* _EXERCISE GOAL_: All of the data must be printed exactly; please include every line.

* begin MATERIALS PROVIDED *

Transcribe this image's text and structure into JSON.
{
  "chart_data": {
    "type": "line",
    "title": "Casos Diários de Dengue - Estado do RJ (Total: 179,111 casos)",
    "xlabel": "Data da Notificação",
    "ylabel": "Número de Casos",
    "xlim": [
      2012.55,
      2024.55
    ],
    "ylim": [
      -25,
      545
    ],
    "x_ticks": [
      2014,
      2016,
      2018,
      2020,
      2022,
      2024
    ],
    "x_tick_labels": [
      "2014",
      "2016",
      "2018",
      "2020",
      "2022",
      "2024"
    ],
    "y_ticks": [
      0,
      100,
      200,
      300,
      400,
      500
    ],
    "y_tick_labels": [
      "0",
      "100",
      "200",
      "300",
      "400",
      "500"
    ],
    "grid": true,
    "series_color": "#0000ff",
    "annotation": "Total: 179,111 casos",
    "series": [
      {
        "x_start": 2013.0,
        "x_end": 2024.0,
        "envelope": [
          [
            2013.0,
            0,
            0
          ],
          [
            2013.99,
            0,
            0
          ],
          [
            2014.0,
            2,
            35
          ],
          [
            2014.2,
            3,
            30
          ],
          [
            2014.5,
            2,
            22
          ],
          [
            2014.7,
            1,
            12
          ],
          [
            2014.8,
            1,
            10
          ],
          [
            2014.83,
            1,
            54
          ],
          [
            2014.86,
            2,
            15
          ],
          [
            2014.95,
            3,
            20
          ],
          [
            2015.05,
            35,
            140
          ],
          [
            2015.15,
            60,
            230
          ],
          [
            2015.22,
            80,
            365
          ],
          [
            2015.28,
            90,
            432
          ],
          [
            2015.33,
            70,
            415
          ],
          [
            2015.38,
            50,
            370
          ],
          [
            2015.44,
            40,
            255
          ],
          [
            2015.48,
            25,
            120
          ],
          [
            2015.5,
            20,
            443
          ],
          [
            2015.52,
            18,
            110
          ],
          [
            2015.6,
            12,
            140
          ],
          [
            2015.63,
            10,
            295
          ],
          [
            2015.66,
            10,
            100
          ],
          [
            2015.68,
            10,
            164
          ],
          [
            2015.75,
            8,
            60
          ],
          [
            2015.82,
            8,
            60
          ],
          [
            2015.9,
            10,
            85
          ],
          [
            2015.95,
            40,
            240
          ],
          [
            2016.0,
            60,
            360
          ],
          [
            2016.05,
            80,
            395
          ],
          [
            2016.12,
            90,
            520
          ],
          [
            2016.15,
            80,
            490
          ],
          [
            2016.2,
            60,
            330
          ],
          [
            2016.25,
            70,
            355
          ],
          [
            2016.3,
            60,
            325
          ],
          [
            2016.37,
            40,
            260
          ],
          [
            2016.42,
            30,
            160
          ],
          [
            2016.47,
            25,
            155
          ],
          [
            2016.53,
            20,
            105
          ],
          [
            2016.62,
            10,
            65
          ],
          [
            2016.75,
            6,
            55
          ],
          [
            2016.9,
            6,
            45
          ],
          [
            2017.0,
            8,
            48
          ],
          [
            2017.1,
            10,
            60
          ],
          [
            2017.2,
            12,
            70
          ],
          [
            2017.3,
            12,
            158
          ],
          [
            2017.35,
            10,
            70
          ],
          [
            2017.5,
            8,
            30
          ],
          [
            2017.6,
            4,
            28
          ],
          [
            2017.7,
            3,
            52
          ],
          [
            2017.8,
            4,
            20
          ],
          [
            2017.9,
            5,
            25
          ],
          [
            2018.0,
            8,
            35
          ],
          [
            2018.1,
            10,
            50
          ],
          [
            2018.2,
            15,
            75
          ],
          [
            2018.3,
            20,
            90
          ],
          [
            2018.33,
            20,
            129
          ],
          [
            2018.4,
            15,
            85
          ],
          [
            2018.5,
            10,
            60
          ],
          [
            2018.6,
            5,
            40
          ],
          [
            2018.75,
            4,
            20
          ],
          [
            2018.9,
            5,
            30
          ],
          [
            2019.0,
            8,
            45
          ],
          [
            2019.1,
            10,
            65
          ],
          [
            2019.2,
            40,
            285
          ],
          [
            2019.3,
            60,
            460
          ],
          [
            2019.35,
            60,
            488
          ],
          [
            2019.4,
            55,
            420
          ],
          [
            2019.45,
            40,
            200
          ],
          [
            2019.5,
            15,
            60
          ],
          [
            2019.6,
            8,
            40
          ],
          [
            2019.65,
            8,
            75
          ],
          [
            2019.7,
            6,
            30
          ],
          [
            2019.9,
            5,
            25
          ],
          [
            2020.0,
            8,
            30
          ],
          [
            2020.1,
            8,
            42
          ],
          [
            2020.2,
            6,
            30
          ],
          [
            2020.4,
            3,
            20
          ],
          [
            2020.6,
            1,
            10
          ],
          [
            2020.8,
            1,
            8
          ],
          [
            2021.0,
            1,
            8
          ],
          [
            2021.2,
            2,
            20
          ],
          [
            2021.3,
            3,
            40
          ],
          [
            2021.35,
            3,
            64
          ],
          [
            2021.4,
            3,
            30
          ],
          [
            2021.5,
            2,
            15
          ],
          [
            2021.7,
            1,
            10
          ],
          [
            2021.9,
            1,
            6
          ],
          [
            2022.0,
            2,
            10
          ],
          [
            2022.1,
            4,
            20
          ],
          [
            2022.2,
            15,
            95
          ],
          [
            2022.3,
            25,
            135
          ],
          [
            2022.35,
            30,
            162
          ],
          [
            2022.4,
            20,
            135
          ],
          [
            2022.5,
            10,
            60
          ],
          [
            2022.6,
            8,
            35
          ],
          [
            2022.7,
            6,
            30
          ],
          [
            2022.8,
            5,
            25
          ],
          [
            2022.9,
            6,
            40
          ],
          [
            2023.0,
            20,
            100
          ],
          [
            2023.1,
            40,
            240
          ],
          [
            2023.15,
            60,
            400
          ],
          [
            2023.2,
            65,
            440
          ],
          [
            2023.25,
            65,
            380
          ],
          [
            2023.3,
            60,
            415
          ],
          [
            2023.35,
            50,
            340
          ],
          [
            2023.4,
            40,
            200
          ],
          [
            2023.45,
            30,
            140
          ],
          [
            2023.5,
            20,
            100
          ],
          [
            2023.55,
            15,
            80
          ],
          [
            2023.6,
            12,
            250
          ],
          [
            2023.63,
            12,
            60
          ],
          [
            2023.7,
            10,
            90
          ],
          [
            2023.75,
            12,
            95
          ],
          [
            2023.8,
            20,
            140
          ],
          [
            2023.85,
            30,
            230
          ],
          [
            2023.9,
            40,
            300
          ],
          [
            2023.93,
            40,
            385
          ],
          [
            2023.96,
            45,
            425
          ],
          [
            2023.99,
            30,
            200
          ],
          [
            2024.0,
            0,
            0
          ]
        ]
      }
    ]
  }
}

* end MATERIALS PROVIDED *

* _THE ANSWER_:
Transcribe this image's text and structure into JSON.
{
  "chart_data": {
    "type": "line",
    "title": "Casos Diários de Dengue - Estado do RJ (Total: 179,111 casos)",
    "xlabel": "Data da Notificação",
    "ylabel": "Número de Casos",
    "xlim": [
      2012.55,
      2024.55
    ],
    "ylim": [
      -25,
      545
    ],
    "x_ticks": [
      2014,
      2016,
      2018,
      2020,
      2022,
      2024
    ],
    "x_tick_labels": [
      "2014",
      "2016",
      "2018",
      "2020",
      "2022",
      "2024"
    ],
    "y_ticks": [
      0,
      100,
      200,
      300,
      400,
      500
    ],
    "y_tick_labels": [
      "0",
      "100",
      "200",
      "300",
      "400",
      "500"
    ],
    "grid": true,
    "series_color": "#0000ff",
    "annotation": "Total: 179,111 casos",
    "series": [
      {
        "x_start": 2013.0,
        "x_end": 2024.0,
        "envelope": [
          [
            2013.0,
            0,
            0
          ],
          [
            2013.99,
            0,
            0
          ],
          [
            2014.0,
            2,
            35
          ],
          [
            2014.2,
            3,
            30
          ],
          [
            2014.5,
            2,
            22
          ],
          [
            2014.7,
            1,
            12
          ],
          [
            2014.8,
            1,
            10
          ],
          [
            2014.83,
            1,
            54
          ],
          [
            2014.86,
            2,
            15
          ],
          [
            2014.95,
            3,
            20
          ],
          [
            2015.05,
            35,
            140
          ],
          [
            2015.15,
            60,
            230
          ],
          [
            2015.22,
            80,
            365
          ],
          [
            2015.28,
            90,
            432
          ],
          [
            2015.33,
            70,
            415
          ],
          [
            2015.38,
            50,
            370
          ],
          [
            2015.44,
            40,
            255
          ],
          [
            2015.48,
            25,
            120
          ],
          [
            2015.5,
            20,
            443
          ],
          [
            2015.52,
            18,
            110
          ],
          [
            2015.6,
            12,
            140
          ],
          [
            2015.63,
            10,
            295
          ],
          [
            2015.66,
            10,
            100
          ],
          [
            2015.68,
            10,
            164
          ],
          [
            2015.75,
            8,
            60
          ],
          [
            2015.82,
            8,
            60
          ],
          [
            2015.9,
            10,
            85
          ],
          [
            2015.95,
            40,
            240
          ],
          [
            2016.0,
            60,
            360
          ],
          [
            2016.05,
            80,
            395
          ],
          [
            2016.12,
            90,
            520
          ],
          [
            2016.15,
            80,
            490
          ],
          [
            2016.2,
            60,
            330
          ],
          [
            2016.25,
            70,
            355
          ],
          [
            2016.3,
            60,
            325
          ],
          [
            2016.37,
            40,
            260
          ],
          [
            2016.42,
            30,
            160
          ],
          [
            2016.47,
            25,
            155
          ],
          [
            2016.53,
            20,
            105
          ],
          [
            2016.62,
            10,
            65
          ],
          [
            2016.75,
            6,
            55
          ],
          [
            2016.9,
            6,
            45
          ],
          [
            2017.0,
            8,
            48
          ],
          [
            2017.1,
            10,
            60
          ],
          [
            2017.2,
            12,
            70
          ],
          [
            2017.3,
            12,
            158
          ],
          [
            2017.35,
            10,
            70
          ],
          [
            2017.5,
            8,
            30
          ],
          [
            2017.6,
            4,
            28
          ],
          [
            2017.7,
            3,
            52
          ],
          [
            2017.8,
            4,
            20
          ],
          [
            2017.9,
            5,
            25
          ],
          [
            2018.0,
            8,
            35
          ],
          [
            2018.1,
            10,
            50
          ],
          [
            2018.2,
            15,
            75
          ],
          [
            2018.3,
            20,
            90
          ],
          [
            2018.33,
            20,
            129
          ],
          [
            2018.4,
            15,
            85
          ],
          [
            2018.5,
            10,
            60
          ],
          [
            2018.6,
            5,
            40
          ],
          [
            2018.75,
            4,
            20
          ],
          [
            2018.9,
            5,
            30
          ],
          [
            2019.0,
            8,
            45
          ],
          [
            2019.1,
            10,
            65
          ],
          [
            2019.2,
            40,
            285
          ],
          [
            2019.3,
            60,
            460
          ],
          [
            2019.35,
            60,
            488
          ],
          [
            2019.4,
            55,
            420
          ],
          [
            2019.45,
            40,
            200
          ],
          [
            2019.5,
            15,
            60
          ],
          [
            2019.6,
            8,
            40
          ],
          [
            2019.65,
            8,
            75
          ],
          [
            2019.7,
            6,
            30
          ],
          [
            2019.9,
            5,
            25
          ],
          [
            2020.0,
            8,
            30
          ],
          [
            2020.1,
            8,
            42
          ],
          [
            2020.2,
            6,
            30
          ],
          [
            2020.4,
            3,
            20
          ],
          [
            2020.6,
            1,
            10
          ],
          [
            2020.8,
            1,
            8
          ],
          [
            2021.0,
            1,
            8
          ],
          [
            2021.2,
            2,
            20
          ],
          [
            2021.3,
            3,
            40
          ],
          [
            2021.35,
            3,
            64
          ],
          [
            2021.4,
            3,
            30
          ],
          [
            2021.5,
            2,
            15
          ],
          [
            2021.7,
            1,
            10
          ],
          [
            2021.9,
            1,
            6
          ],
          [
            2022.0,
            2,
            10
          ],
          [
            2022.1,
            4,
            20
          ],
          [
            2022.2,
            15,
            95
          ],
          [
            2022.3,
            25,
            135
          ],
          [
            2022.35,
            30,
            162
          ],
          [
            2022.4,
            20,
            135
          ],
          [
            2022.5,
            10,
            60
          ],
          [
            2022.6,
            8,
            35
          ],
          [
            2022.7,
            6,
            30
          ],
          [
            2022.8,
            5,
            25
          ],
          [
            2022.9,
            6,
            40
          ],
          [
            2023.0,
            20,
            100
          ],
          [
            2023.1,
            40,
            240
          ],
          [
            2023.15,
            60,
            400
          ],
          [
            2023.2,
            65,
            440
          ],
          [
            2023.25,
            65,
            380
          ],
          [
            2023.3,
            60,
            415
          ],
          [
            2023.35,
            50,
            340
          ],
          [
            2023.4,
            40,
            200
          ],
          [
            2023.45,
            30,
            140
          ],
          [
            2023.5,
            20,
            100
          ],
          [
            2023.55,
            15,
            80
          ],
          [
            2023.6,
            12,
            250
          ],
          [
            2023.63,
            12,
            60
          ],
          [
            2023.7,
            10,
            90
          ],
          [
            2023.75,
            12,
            95
          ],
          [
            2023.8,
            20,
            140
          ],
          [
            2023.85,
            30,
            230
          ],
          [
            2023.9,
            40,
            300
          ],
          [
            2023.93,
            40,
            385
          ],
          [
            2023.96,
            45,
            425
          ],
          [
            2023.99,
            30,
            200
          ],
          [
            2024.0,
            0,
            0
          ]
        ]
      }
    ]
  }
}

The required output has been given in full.